Written problem: Find every line in the records below that holds the word "this", and copy it out.
════
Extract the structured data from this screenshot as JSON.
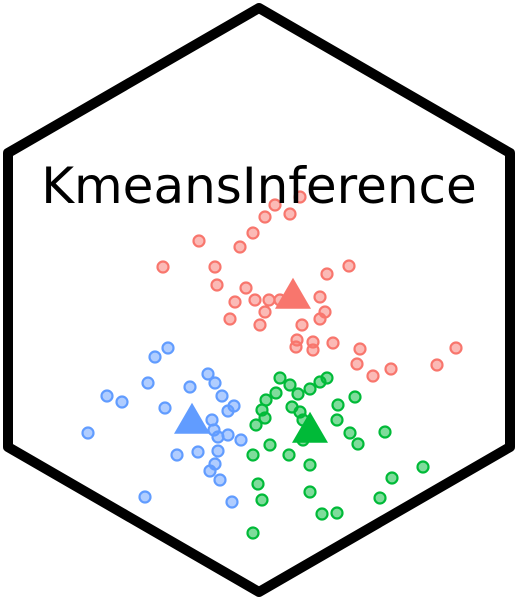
{
  "logo": {
    "title": "KmeansInference",
    "border_color": "#000000",
    "background_color": "#ffffff"
  },
  "chart_data": {
    "type": "scatter",
    "clusters": [
      {
        "color": "#f8766d",
        "centroid": [
          293,
          297
        ],
        "points": [
          [
            275,
            205
          ],
          [
            300,
            197
          ],
          [
            290,
            214
          ],
          [
            265,
            217
          ],
          [
            253,
            233
          ],
          [
            240,
            247
          ],
          [
            199,
            241
          ],
          [
            163,
            267
          ],
          [
            215,
            267
          ],
          [
            217,
            285
          ],
          [
            246,
            288
          ],
          [
            235,
            302
          ],
          [
            255,
            300
          ],
          [
            269,
            300
          ],
          [
            280,
            300
          ],
          [
            265,
            312
          ],
          [
            230,
            319
          ],
          [
            260,
            325
          ],
          [
            327,
            274
          ],
          [
            349,
            266
          ],
          [
            320,
            297
          ],
          [
            325,
            312
          ],
          [
            320,
            319
          ],
          [
            302,
            325
          ],
          [
            297,
            340
          ],
          [
            296,
            347
          ],
          [
            313,
            342
          ],
          [
            313,
            350
          ],
          [
            333,
            343
          ],
          [
            360,
            349
          ],
          [
            357,
            364
          ],
          [
            373,
            376
          ],
          [
            391,
            369
          ],
          [
            437,
            365
          ],
          [
            456,
            348
          ]
        ]
      },
      {
        "color": "#619cff",
        "centroid": [
          192,
          422
        ],
        "points": [
          [
            168,
            348
          ],
          [
            155,
            357
          ],
          [
            148,
            383
          ],
          [
            107,
            396
          ],
          [
            122,
            402
          ],
          [
            88,
            433
          ],
          [
            165,
            408
          ],
          [
            190,
            387
          ],
          [
            208,
            374
          ],
          [
            215,
            383
          ],
          [
            222,
            396
          ],
          [
            234,
            406
          ],
          [
            228,
            411
          ],
          [
            212,
            420
          ],
          [
            214,
            430
          ],
          [
            218,
            437
          ],
          [
            228,
            435
          ],
          [
            241,
            440
          ],
          [
            198,
            452
          ],
          [
            177,
            455
          ],
          [
            218,
            451
          ],
          [
            215,
            464
          ],
          [
            210,
            471
          ],
          [
            220,
            480
          ],
          [
            232,
            502
          ],
          [
            145,
            497
          ]
        ]
      },
      {
        "color": "#00ba38",
        "centroid": [
          310,
          431
        ],
        "points": [
          [
            280,
            378
          ],
          [
            290,
            385
          ],
          [
            298,
            394
          ],
          [
            292,
            407
          ],
          [
            300,
            412
          ],
          [
            303,
            420
          ],
          [
            276,
            393
          ],
          [
            266,
            400
          ],
          [
            262,
            410
          ],
          [
            256,
            425
          ],
          [
            265,
            418
          ],
          [
            310,
            389
          ],
          [
            320,
            382
          ],
          [
            327,
            378
          ],
          [
            355,
            397
          ],
          [
            338,
            405
          ],
          [
            337,
            420
          ],
          [
            350,
            433
          ],
          [
            358,
            444
          ],
          [
            385,
            432
          ],
          [
            303,
            440
          ],
          [
            289,
            455
          ],
          [
            310,
            465
          ],
          [
            270,
            445
          ],
          [
            253,
            455
          ],
          [
            258,
            484
          ],
          [
            262,
            500
          ],
          [
            253,
            533
          ],
          [
            310,
            492
          ],
          [
            322,
            514
          ],
          [
            337,
            513
          ],
          [
            380,
            498
          ],
          [
            392,
            478
          ],
          [
            423,
            467
          ]
        ]
      }
    ]
  }
}
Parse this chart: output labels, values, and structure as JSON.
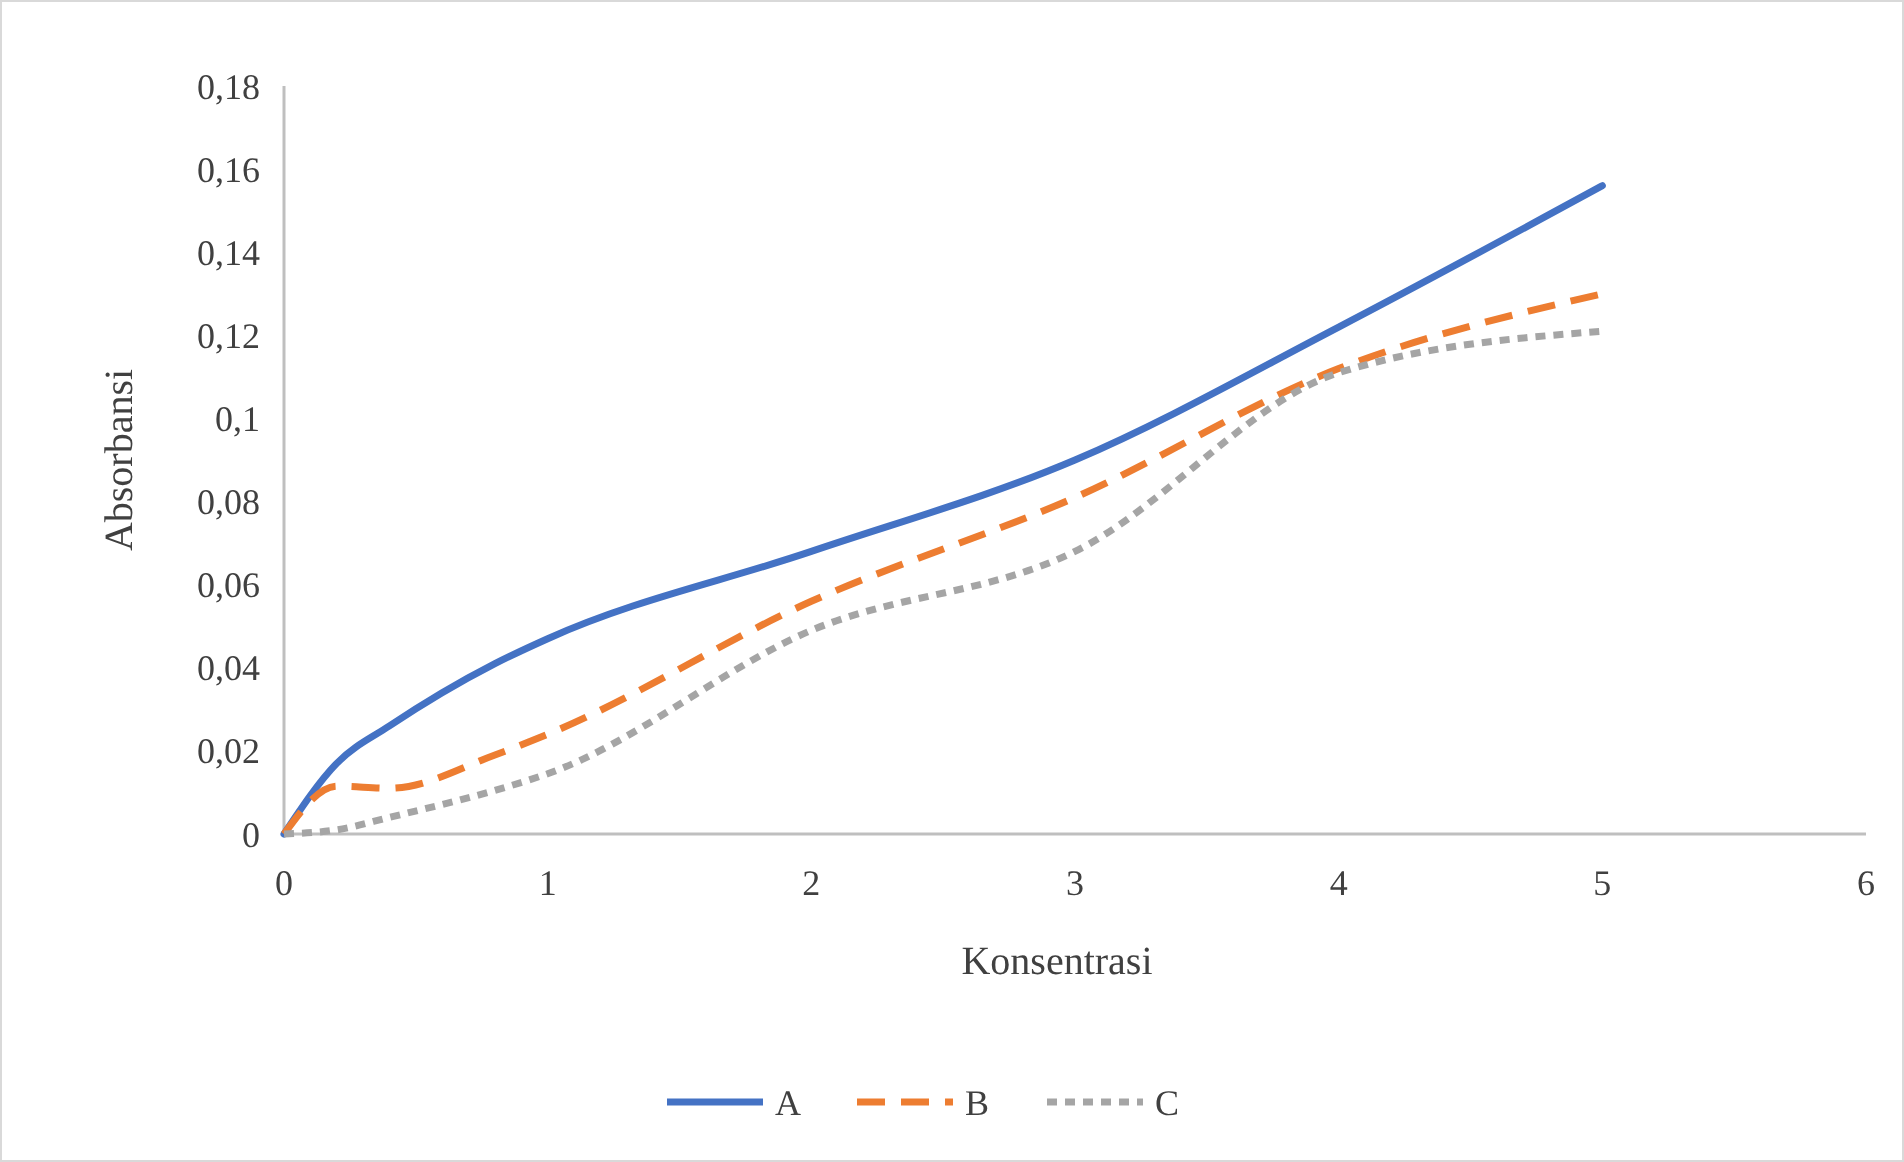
{
  "chart_data": {
    "type": "line",
    "xlabel": "Konsentrasi",
    "ylabel": "Absorbansi",
    "xlim": [
      0,
      6
    ],
    "xticks": [
      0,
      1,
      2,
      3,
      4,
      5,
      6
    ],
    "ylim": [
      0,
      0.18
    ],
    "yticks": [
      0,
      {
        "value": 0.02,
        "label": "0,02"
      },
      {
        "value": 0.04,
        "label": "0,04"
      },
      {
        "value": 0.06,
        "label": "0,06"
      },
      {
        "value": 0.08,
        "label": "0,08"
      },
      {
        "value": 0.1,
        "label": "0,1"
      },
      {
        "value": 0.12,
        "label": "0,12"
      },
      {
        "value": 0.14,
        "label": "0,14"
      },
      {
        "value": 0.16,
        "label": "0,16"
      },
      {
        "value": 0.18,
        "label": "0,18"
      }
    ],
    "x": [
      0,
      0.2,
      0.4,
      0.8,
      1,
      2,
      3,
      4,
      5
    ],
    "series": [
      {
        "name": "A",
        "color": "#4472c4",
        "line_style": "solid",
        "values": [
          0,
          0.017,
          0.026,
          0.041,
          0.047,
          0.068,
          0.09,
          0.122,
          0.156
        ]
      },
      {
        "name": "B",
        "color": "#ed7d31",
        "line_style": "dashed",
        "values": [
          0,
          0.0115,
          0.011,
          0.019,
          0.024,
          0.056,
          0.081,
          0.112,
          0.13
        ]
      },
      {
        "name": "C",
        "color": "#a5a5a5",
        "line_style": "dotted",
        "values": [
          0,
          0.001,
          0.004,
          0.0105,
          0.0145,
          0.049,
          0.068,
          0.111,
          0.121
        ]
      }
    ],
    "grid": false,
    "legend": "bottom",
    "marker": "none"
  }
}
════
Correct output:
Extract the structured data from this screenshot as JSON.
Parse this chart: output labels, values, and structure as JSON.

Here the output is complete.